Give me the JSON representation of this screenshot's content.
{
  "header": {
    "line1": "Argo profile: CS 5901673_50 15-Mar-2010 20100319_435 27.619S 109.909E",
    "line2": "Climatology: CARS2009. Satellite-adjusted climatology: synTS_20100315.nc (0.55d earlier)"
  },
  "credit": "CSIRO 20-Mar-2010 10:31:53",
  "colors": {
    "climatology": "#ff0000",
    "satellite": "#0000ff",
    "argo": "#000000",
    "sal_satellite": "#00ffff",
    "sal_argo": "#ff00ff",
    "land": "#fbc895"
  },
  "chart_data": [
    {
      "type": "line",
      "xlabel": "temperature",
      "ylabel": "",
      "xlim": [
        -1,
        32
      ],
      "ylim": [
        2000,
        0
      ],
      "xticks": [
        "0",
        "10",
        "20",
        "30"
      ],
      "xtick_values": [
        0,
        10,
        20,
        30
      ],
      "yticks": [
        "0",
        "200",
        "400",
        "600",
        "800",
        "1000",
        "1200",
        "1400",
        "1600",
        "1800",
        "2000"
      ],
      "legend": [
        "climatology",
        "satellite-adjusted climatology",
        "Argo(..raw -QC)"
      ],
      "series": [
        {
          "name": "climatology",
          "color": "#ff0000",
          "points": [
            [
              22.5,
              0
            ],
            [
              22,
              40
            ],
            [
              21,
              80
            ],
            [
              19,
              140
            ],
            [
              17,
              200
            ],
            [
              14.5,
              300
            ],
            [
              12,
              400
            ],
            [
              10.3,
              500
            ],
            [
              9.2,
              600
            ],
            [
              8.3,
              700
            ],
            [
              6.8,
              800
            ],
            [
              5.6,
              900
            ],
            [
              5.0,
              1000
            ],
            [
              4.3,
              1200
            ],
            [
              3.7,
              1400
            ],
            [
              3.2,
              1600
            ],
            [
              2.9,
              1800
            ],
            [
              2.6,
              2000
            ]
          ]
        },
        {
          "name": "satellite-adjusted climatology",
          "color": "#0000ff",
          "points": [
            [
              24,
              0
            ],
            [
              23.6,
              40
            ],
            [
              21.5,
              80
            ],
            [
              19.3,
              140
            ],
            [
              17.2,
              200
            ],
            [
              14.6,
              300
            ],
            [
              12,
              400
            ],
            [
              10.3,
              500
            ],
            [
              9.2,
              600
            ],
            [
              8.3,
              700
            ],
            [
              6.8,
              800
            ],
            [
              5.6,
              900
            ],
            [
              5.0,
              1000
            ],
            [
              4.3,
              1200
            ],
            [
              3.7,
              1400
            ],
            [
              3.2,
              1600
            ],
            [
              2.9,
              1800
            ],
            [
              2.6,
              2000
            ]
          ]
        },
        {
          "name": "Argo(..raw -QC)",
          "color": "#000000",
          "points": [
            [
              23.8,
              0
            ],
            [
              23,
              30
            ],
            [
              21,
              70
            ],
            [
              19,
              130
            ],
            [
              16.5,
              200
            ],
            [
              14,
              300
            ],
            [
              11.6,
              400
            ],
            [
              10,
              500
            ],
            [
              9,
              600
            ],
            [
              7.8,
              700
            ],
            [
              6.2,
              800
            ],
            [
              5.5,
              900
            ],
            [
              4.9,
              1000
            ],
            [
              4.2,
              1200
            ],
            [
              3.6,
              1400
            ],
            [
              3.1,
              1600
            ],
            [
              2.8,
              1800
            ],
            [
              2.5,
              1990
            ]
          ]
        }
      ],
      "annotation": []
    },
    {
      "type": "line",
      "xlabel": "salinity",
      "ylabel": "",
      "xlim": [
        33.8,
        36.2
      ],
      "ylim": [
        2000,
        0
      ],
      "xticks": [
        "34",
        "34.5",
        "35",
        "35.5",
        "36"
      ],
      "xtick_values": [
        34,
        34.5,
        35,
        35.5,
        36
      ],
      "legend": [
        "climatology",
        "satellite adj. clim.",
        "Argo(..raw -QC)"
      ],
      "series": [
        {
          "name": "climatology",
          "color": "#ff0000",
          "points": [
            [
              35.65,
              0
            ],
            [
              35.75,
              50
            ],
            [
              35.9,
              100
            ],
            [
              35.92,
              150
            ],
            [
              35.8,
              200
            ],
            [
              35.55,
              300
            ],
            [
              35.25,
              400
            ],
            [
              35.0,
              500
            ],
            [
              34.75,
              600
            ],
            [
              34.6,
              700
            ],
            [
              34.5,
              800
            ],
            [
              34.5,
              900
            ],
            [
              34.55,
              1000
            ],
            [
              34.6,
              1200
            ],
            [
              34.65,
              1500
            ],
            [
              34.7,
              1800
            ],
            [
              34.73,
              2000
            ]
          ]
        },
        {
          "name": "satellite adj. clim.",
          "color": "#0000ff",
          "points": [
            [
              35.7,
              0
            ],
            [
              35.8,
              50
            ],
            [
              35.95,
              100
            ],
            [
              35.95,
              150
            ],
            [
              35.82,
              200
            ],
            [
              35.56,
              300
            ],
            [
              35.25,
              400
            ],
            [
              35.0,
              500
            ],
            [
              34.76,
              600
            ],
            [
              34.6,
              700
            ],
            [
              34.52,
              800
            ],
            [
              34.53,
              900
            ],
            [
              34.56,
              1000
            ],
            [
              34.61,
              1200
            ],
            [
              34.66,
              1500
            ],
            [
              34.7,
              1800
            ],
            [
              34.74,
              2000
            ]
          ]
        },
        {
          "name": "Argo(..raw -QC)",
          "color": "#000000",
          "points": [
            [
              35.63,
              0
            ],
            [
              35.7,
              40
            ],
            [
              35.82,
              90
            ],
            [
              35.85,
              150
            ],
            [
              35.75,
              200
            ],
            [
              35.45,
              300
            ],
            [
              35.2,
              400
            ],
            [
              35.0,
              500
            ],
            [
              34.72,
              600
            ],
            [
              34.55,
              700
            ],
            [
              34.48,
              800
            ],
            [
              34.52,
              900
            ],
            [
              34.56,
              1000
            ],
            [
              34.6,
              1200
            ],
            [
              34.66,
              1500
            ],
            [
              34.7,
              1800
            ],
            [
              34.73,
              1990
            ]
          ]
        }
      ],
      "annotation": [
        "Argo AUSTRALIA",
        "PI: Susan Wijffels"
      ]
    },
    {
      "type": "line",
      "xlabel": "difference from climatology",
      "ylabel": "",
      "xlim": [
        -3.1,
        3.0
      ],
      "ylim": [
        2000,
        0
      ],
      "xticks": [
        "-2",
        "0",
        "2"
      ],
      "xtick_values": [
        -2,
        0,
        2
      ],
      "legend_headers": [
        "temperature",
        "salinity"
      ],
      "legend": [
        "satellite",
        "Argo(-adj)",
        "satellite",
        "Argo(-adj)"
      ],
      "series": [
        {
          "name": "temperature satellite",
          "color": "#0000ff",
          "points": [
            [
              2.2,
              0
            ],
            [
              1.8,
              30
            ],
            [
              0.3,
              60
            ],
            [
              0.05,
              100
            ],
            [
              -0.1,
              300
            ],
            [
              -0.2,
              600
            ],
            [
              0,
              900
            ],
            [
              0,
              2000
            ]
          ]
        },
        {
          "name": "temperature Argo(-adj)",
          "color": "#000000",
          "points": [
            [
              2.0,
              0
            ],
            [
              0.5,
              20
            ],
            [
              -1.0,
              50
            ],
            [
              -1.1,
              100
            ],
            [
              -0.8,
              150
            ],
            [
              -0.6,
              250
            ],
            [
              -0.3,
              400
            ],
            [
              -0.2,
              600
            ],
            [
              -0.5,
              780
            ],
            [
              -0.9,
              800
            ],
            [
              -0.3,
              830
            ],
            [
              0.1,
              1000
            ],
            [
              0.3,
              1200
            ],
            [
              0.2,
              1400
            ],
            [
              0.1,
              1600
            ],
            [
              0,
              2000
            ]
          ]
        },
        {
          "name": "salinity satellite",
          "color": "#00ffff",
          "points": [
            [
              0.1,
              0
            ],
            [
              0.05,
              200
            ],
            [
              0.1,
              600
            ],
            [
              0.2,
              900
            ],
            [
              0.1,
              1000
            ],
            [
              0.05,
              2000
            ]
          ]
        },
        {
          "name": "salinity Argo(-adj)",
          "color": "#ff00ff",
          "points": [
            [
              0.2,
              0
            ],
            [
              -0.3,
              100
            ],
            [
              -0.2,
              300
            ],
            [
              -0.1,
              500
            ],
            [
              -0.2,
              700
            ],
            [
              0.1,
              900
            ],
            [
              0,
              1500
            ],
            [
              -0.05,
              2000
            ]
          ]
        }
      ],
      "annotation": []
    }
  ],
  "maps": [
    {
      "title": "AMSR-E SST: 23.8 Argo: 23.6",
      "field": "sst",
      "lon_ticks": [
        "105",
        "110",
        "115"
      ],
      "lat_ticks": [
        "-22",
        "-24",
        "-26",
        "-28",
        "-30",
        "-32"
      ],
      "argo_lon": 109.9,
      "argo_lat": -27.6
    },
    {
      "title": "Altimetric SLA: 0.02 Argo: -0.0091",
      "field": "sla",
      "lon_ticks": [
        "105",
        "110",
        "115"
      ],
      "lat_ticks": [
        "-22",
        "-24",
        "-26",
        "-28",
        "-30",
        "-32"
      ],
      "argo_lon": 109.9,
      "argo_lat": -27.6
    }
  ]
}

■ **YOUR OBJECTIVE**: Return all lines containing the word "title".

■ **RESPONSE FOR THIS EXERCISE**:
      "title": "AMSR-E SST: 23.8 Argo: 23.6",
      "title": "Altimetric SLA: 0.02 Argo: -0.0091",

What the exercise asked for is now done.